**GIVEN INSTRUCTION 1:**
According to the Ubalanka article, on the banks of which river does the village sit?
**GIVEN INSTRUCTION 2:**
List every kind of tree, field, or plantation that the Ubalanka article says surrounds the village.
**GIVEN INSTRUCTION 3:**
Translate this sentence from the Ubalanka article into Spanish: "Ubalanka is well known for its prominent contractors and business community."

**TEXT SEGMENT:**

- Interactive map of Ubalanka
- Ubalanka Location in Andhra Pradesh, India
- Coordinates: 16°46′51″N 81°49′26″E﻿ / ﻿16.7807°N 81.8238°E
- Country: India
- State: Andhra Pradesh
- District: Konaseema

Government
- • Constituency: Kothapeta
- • MLA: Bandaru Satyananda Rao

Population (2011)
- • Total: 7,700

Languages
- • Official: Telugu
- Time zone: UTC+5:30 (IST)
- PIN: 533237
- Vehicle registration: AP
- Coastline: 0 kilometres (0 mi)

= Ubalanka =

Ubalanka is a village in the Ravulapalem mandal of Konaseema district, Andhra Pradesh, India. It is located 2.3 km from the mandal headquarters, Ravulapalem, and 67 km from the district capital, Kakinada. The village is situated on the banks of the Godavari River, which provides highly fertile soil for agriculture. Ubalanka is well known for its prominent contractors and business community. It is also surrounded by lush coconut trees, paddy fields, and banana plantations, making it a scenic location.

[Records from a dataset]
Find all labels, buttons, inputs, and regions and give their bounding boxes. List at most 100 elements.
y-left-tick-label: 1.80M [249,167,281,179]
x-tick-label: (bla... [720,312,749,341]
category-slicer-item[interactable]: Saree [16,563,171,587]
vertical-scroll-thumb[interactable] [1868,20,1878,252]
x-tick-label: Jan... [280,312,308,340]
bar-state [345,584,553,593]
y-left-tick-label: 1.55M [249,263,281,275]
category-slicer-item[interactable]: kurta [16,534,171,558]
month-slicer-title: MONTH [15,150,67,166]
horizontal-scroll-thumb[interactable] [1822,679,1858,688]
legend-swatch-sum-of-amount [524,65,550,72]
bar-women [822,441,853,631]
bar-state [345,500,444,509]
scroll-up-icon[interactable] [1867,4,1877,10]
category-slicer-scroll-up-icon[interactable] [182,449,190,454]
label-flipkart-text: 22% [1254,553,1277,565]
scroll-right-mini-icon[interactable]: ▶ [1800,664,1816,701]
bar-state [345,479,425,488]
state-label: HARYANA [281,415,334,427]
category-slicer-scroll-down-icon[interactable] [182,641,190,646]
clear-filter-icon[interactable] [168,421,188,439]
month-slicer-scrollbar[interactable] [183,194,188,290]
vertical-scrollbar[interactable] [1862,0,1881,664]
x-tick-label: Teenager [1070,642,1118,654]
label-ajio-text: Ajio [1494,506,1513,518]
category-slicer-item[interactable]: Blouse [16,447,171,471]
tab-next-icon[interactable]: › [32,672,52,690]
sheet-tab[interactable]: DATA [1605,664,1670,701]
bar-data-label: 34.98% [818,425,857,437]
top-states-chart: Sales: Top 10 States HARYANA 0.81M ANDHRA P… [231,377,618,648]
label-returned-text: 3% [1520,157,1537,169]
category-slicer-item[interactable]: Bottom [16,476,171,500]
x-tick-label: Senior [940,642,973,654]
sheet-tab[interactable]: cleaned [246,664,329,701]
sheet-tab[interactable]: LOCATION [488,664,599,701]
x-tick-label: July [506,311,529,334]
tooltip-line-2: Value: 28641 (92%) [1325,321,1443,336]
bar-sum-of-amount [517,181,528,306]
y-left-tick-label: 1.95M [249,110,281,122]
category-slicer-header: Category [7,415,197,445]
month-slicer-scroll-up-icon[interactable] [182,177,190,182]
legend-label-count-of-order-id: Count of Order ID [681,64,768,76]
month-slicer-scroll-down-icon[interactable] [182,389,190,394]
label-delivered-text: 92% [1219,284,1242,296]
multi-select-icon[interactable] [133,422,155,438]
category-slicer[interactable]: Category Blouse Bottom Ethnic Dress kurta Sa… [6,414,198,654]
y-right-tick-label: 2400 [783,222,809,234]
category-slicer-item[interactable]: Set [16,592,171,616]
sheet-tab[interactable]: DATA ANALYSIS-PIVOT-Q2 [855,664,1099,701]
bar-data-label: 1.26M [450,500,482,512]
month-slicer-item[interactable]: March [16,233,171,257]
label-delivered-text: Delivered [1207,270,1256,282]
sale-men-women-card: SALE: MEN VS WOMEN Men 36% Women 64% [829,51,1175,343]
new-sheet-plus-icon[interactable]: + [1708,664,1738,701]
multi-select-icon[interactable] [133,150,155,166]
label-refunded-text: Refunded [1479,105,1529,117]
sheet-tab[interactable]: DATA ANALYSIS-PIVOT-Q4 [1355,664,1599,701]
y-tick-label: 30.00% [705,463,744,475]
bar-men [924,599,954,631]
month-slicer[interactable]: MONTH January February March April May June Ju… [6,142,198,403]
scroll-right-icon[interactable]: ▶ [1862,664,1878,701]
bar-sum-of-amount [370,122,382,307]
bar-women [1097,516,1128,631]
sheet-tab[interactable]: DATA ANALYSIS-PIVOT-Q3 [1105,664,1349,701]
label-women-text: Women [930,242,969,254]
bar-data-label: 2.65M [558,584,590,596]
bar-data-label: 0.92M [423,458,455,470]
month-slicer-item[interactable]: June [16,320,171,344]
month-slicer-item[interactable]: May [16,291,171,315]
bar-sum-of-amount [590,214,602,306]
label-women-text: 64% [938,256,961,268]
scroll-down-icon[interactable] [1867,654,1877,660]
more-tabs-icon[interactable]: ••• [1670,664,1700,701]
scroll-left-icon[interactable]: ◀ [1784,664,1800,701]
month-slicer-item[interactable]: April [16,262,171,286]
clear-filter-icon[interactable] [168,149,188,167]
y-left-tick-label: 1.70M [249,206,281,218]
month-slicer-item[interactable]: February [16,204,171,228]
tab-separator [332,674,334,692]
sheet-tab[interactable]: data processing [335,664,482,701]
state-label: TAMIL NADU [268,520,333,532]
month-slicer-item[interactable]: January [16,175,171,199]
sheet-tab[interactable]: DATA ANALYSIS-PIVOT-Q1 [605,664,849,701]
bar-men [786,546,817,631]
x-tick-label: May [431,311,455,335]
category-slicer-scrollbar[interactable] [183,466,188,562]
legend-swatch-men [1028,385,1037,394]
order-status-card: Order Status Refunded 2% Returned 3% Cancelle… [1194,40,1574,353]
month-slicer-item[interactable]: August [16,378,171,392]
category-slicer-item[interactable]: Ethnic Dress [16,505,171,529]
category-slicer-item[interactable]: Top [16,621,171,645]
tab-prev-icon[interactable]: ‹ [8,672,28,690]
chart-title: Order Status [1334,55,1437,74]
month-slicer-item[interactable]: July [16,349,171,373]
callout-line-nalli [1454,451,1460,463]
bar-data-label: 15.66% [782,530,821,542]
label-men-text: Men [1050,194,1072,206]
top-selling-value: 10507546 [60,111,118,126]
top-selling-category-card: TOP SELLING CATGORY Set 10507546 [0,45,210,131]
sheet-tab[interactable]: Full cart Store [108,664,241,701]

**WRITTEN REPLY 1:**
The Godavari River.

**WRITTEN REPLY 2:**
Coconut trees, paddy fields, banana plantations

**WRITTEN REPLY 3:**
Ubalanka es muy conocida por sus destacados contratistas y su comunidad empresarial.